▸ **Written request**: Copy, from the entries below, each line in which the string "beta" appears.

▸ **Task material**:
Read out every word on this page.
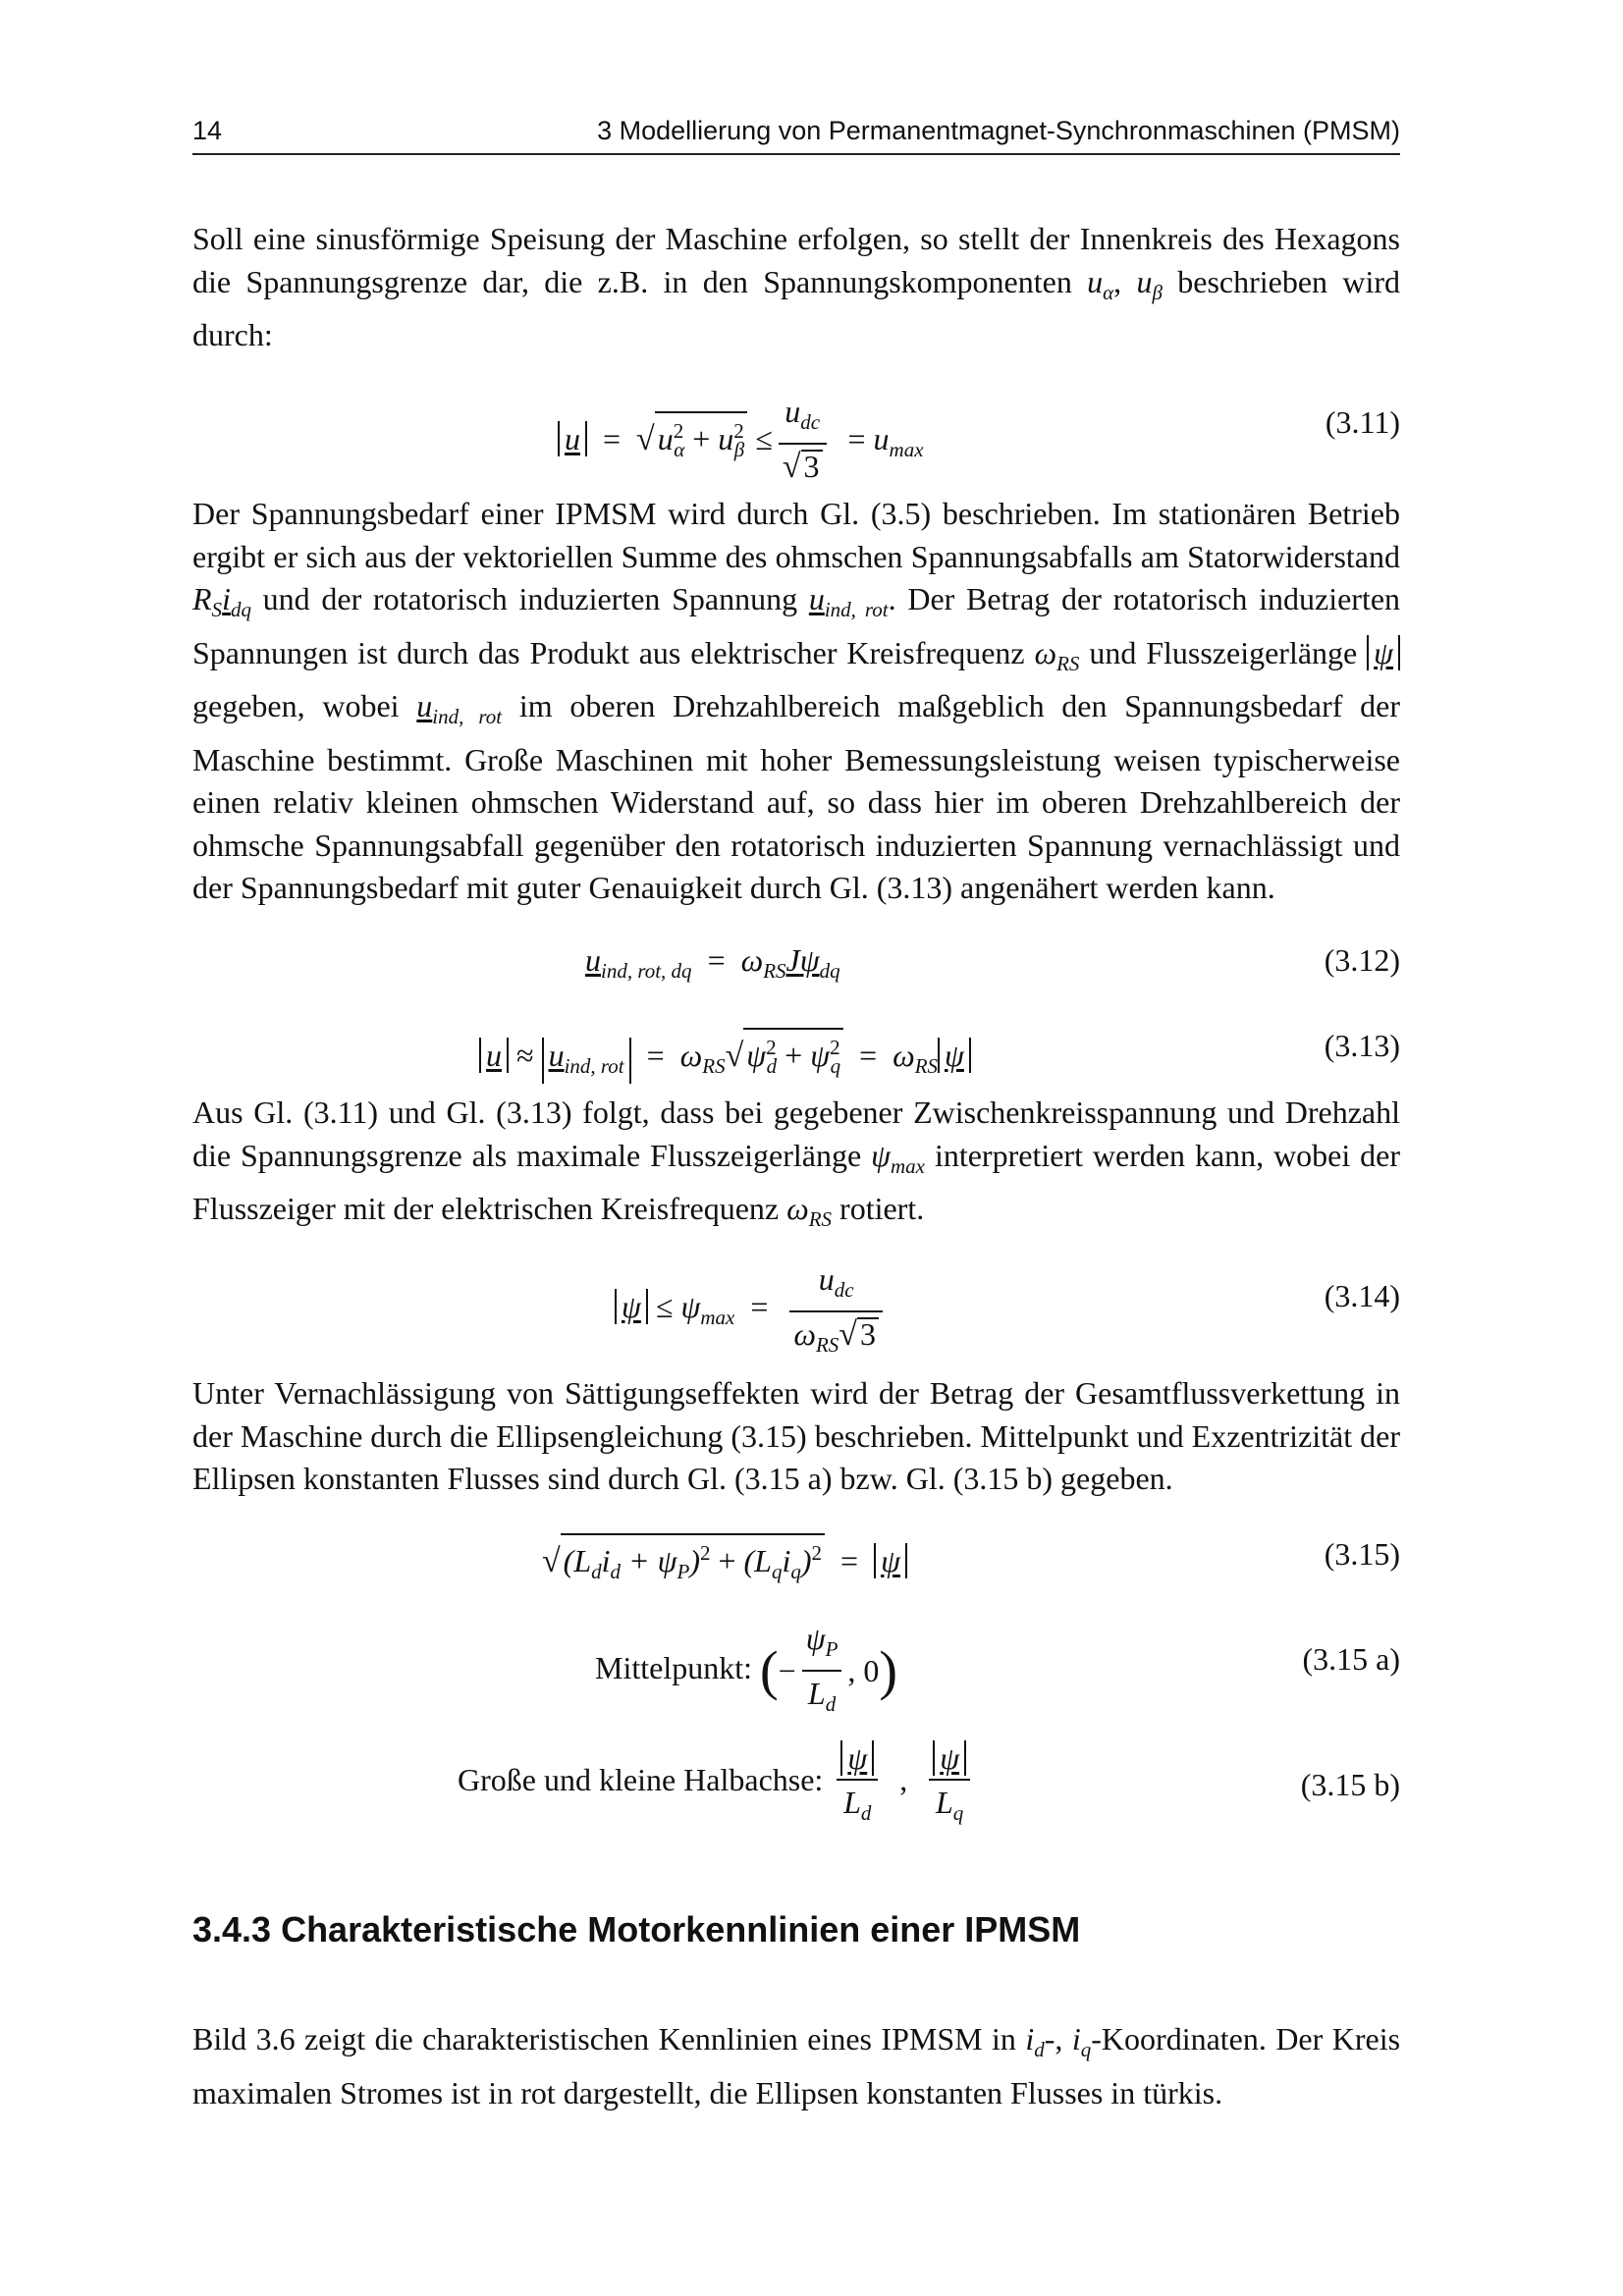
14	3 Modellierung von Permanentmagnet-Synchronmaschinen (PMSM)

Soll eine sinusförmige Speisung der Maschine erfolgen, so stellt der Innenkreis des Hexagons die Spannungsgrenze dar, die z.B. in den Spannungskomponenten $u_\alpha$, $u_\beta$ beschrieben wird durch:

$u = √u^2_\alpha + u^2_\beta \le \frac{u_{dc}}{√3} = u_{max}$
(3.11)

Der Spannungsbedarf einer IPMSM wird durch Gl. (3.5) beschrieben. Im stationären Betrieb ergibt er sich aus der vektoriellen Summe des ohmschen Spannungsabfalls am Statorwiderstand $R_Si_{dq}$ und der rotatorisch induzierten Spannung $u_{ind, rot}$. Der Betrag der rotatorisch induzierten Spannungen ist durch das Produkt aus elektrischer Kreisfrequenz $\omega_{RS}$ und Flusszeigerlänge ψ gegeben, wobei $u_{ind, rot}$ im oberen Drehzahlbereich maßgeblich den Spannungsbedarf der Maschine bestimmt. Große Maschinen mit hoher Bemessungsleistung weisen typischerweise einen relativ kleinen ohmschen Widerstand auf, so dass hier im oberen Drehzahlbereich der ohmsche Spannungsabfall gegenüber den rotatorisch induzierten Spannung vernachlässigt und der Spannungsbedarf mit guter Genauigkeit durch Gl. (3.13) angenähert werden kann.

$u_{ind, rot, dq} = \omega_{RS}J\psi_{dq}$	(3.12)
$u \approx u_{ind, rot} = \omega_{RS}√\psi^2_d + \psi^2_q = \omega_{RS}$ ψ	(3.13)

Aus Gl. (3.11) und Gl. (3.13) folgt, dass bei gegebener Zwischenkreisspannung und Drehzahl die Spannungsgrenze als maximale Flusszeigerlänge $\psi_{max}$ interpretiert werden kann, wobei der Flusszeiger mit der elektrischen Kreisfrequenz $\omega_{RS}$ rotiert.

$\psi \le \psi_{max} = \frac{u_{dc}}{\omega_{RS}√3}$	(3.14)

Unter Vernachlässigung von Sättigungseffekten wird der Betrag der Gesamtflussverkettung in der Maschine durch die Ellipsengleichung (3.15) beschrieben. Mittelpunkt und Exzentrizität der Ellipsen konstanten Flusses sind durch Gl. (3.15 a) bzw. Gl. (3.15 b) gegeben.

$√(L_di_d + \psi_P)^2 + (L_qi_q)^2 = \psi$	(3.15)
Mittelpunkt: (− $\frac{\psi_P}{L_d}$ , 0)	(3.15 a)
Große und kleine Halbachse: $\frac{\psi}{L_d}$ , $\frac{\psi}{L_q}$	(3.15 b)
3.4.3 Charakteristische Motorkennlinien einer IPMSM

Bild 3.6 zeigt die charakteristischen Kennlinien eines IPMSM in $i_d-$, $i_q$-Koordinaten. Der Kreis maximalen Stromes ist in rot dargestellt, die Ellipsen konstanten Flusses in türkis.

---

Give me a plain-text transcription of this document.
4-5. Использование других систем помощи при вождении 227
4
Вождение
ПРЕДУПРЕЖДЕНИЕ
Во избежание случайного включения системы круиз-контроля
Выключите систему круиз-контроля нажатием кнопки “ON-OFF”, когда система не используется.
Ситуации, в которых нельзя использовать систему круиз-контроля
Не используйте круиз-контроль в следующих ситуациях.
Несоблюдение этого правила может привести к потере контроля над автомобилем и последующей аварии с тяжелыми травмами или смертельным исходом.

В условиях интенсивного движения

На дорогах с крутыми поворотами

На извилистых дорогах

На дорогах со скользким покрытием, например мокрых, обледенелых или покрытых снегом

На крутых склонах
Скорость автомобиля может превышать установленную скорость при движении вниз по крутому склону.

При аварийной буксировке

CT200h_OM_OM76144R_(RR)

▸ **Worked solution**:
Soll eine sinusförmige Speisung der Maschine erfolgen, so stellt der Innenkreis des Hexagons die Spannungsgrenze dar, die z.B. in den Spannungskomponenten $u_\alpha$, $u_\beta$ beschrieben wird durch:
$u = √u^2_\alpha + u^2_\beta \le \frac{u_{dc}}{√3} = u_{max}$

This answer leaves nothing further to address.